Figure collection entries
◇ ◇ ◇

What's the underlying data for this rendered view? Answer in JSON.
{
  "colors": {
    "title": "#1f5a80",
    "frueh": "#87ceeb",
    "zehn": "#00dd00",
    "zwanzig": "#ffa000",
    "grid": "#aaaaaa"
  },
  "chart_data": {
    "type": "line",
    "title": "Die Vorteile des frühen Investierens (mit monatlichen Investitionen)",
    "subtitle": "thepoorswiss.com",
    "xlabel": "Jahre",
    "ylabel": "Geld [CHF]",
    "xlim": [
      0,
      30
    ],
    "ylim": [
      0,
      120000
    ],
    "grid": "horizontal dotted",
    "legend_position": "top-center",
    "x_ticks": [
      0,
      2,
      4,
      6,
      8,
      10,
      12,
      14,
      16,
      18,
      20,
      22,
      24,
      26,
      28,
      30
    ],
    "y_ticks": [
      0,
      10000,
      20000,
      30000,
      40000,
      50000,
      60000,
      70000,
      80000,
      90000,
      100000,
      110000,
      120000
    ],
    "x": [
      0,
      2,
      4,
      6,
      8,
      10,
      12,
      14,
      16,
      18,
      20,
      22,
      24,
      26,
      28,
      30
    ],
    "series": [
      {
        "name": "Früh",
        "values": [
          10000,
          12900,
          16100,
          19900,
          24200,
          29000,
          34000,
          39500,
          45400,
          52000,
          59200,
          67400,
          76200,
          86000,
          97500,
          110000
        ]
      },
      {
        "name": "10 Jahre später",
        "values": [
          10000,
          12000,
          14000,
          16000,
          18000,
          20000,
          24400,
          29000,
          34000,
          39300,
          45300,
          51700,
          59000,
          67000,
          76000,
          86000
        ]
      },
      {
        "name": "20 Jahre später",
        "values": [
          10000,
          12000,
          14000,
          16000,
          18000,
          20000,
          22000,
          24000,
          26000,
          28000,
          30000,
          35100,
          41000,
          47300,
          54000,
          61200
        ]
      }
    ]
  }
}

◇ ◇ ◇

--- What you will do ---
In the listing above, how many lines hold the word "später"? Give the number and nothing more.

--- Solution to this problem ---
2